▸ **Data excerpts**
------------------------------------------------------------

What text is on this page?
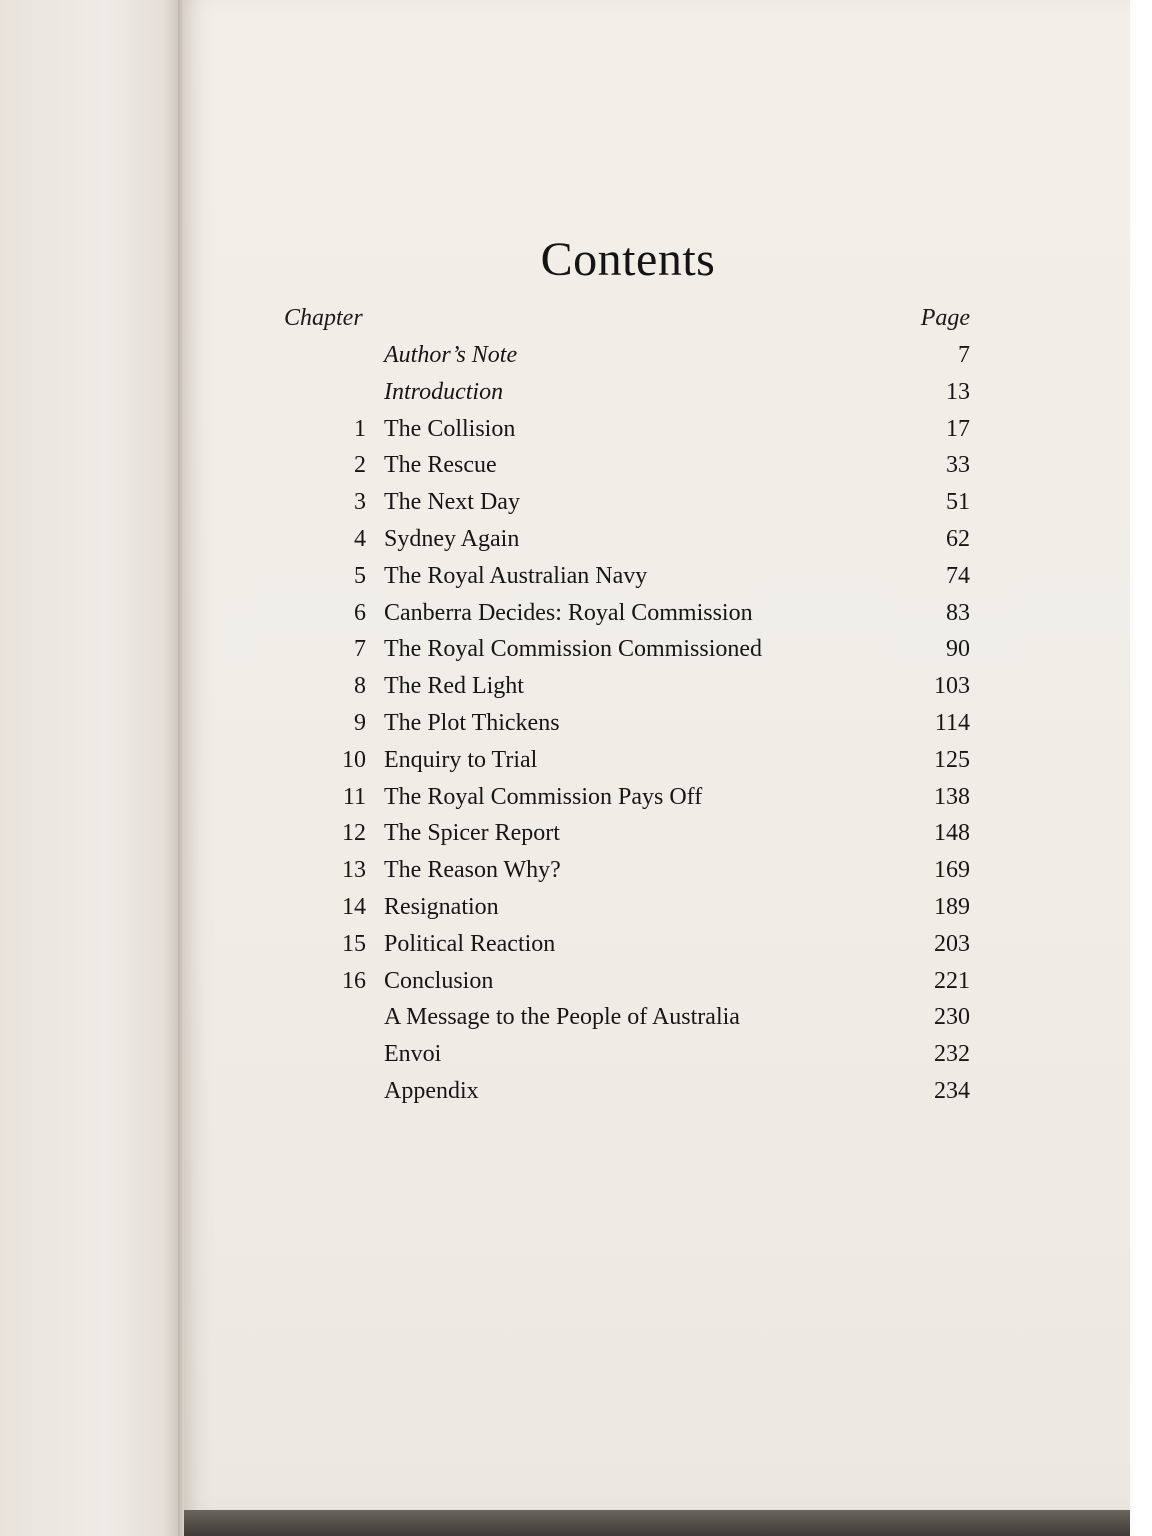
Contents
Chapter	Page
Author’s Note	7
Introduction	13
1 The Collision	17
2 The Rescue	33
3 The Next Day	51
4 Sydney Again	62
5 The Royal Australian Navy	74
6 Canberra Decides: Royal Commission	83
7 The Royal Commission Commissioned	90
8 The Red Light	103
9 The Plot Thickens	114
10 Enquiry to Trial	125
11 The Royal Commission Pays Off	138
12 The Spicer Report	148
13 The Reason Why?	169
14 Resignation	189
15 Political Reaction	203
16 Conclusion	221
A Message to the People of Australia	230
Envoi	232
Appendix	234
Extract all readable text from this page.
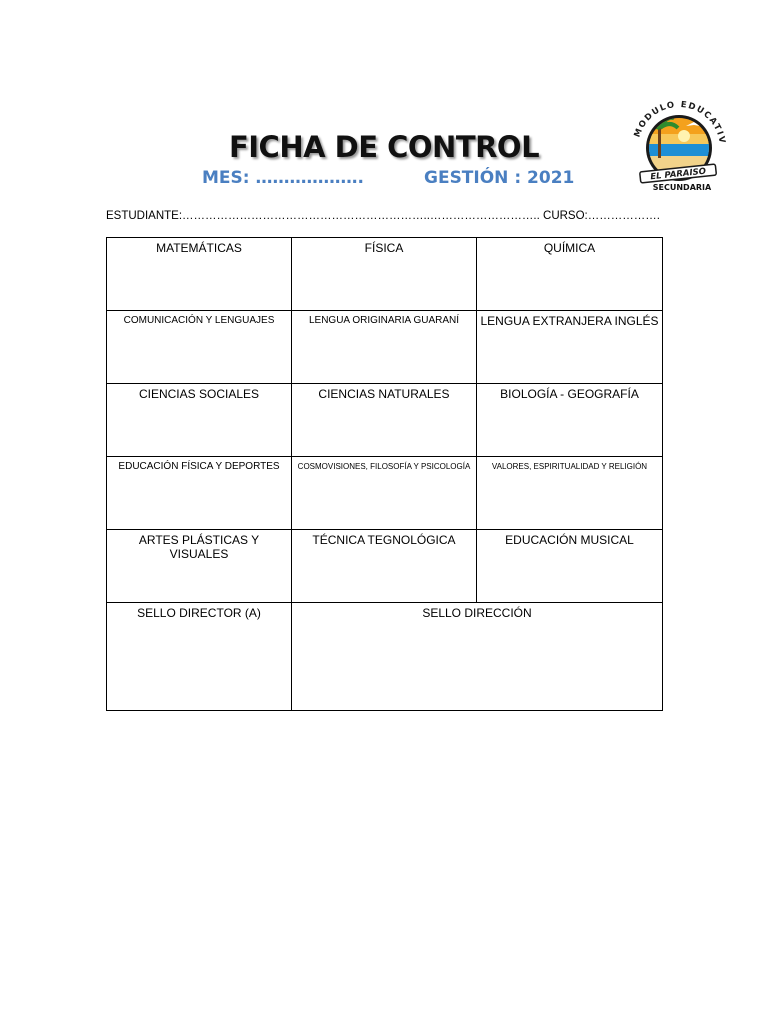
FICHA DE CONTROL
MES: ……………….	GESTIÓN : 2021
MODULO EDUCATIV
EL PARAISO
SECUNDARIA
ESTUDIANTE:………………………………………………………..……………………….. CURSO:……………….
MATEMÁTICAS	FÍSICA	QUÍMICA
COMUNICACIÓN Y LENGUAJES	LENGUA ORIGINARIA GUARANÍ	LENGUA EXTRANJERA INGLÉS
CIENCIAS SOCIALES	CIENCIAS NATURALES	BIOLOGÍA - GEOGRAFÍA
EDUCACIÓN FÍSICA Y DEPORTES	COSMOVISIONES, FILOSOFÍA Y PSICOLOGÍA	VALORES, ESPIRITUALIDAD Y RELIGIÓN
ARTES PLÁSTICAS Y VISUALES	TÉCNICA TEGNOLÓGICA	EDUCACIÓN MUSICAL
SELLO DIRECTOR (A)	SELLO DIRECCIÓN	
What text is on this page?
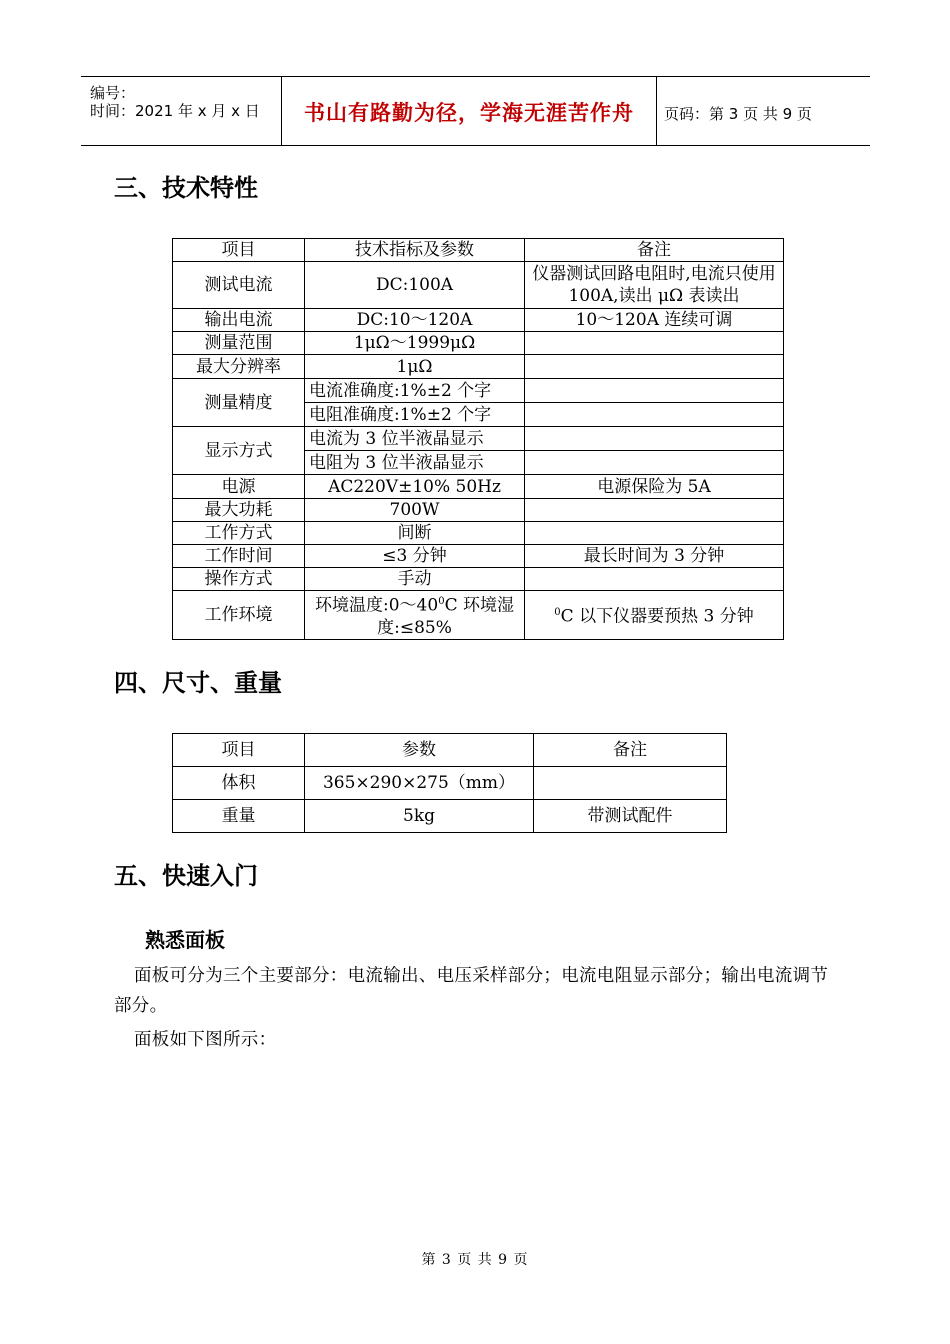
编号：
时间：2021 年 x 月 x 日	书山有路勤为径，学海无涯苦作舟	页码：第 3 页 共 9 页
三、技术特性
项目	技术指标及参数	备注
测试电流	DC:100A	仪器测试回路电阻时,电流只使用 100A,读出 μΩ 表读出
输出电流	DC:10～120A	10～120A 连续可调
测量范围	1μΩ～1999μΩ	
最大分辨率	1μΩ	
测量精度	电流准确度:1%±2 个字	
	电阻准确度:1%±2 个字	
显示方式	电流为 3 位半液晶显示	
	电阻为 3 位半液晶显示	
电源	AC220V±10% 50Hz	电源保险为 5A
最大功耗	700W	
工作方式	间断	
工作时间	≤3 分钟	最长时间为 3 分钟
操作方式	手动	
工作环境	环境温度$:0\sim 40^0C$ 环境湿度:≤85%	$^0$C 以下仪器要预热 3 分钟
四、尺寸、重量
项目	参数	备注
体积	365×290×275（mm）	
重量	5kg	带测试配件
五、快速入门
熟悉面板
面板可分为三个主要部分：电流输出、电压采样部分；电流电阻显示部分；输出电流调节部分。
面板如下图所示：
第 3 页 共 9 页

------------------------------------------------------------

▸ **CHALLENGE**
Repeat the listing in full and exactly. Do not include any images.

▸ **FINISHED EXERCISE**
What text is on this page?
Contents
Chapter	Page
Author’s Note	7
Introduction	13
1 The Collision	17
2 The Rescue	33
3 The Next Day	51
4 Sydney Again	62
5 The Royal Australian Navy	74
6 Canberra Decides: Royal Commission	83
7 The Royal Commission Commissioned	90
8 The Red Light	103
9 The Plot Thickens	114
10 Enquiry to Trial	125
11 The Royal Commission Pays Off	138
12 The Spicer Report	148
13 The Reason Why?	169
14 Resignation	189
15 Political Reaction	203
16 Conclusion	221
A Message to the People of Australia	230
Envoi	232
Appendix	234
Extract all readable text from this page.
FICHA DE CONTROL
MES: ……………….	GESTIÓN : 2021
MODULO EDUCATIV
EL PARAISO
SECUNDARIA
ESTUDIANTE:………………………………………………………..……………………….. CURSO:……………….
MATEMÁTICAS	FÍSICA	QUÍMICA
COMUNICACIÓN Y LENGUAJES	LENGUA ORIGINARIA GUARANÍ	LENGUA EXTRANJERA INGLÉS
CIENCIAS SOCIALES	CIENCIAS NATURALES	BIOLOGÍA - GEOGRAFÍA
EDUCACIÓN FÍSICA Y DEPORTES	COSMOVISIONES, FILOSOFÍA Y PSICOLOGÍA	VALORES, ESPIRITUALIDAD Y RELIGIÓN
ARTES PLÁSTICAS Y VISUALES	TÉCNICA TEGNOLÓGICA	EDUCACIÓN MUSICAL
SELLO DIRECTOR (A)	SELLO DIRECCIÓN	
What text is on this page?
编号：
时间：2021 年 x 月 x 日	书山有路勤为径，学海无涯苦作舟	页码：第 3 页 共 9 页
三、技术特性
项目	技术指标及参数	备注
测试电流	DC:100A	仪器测试回路电阻时,电流只使用 100A,读出 μΩ 表读出
输出电流	DC:10～120A	10～120A 连续可调
测量范围	1μΩ～1999μΩ	
最大分辨率	1μΩ	
测量精度	电流准确度:1%±2 个字	
	电阻准确度:1%±2 个字	
显示方式	电流为 3 位半液晶显示	
	电阻为 3 位半液晶显示	
电源	AC220V±10% 50Hz	电源保险为 5A
最大功耗	700W	
工作方式	间断	
工作时间	≤3 分钟	最长时间为 3 分钟
操作方式	手动	
工作环境	环境温度$:0\sim 40^0C$ 环境湿度:≤85%	$^0$C 以下仪器要预热 3 分钟
四、尺寸、重量
项目	参数	备注
体积	365×290×275（mm）	
重量	5kg	带测试配件
五、快速入门
熟悉面板
面板可分为三个主要部分：电流输出、电压采样部分；电流电阻显示部分；输出电流调节部分。
面板如下图所示：
第 3 页 共 9 页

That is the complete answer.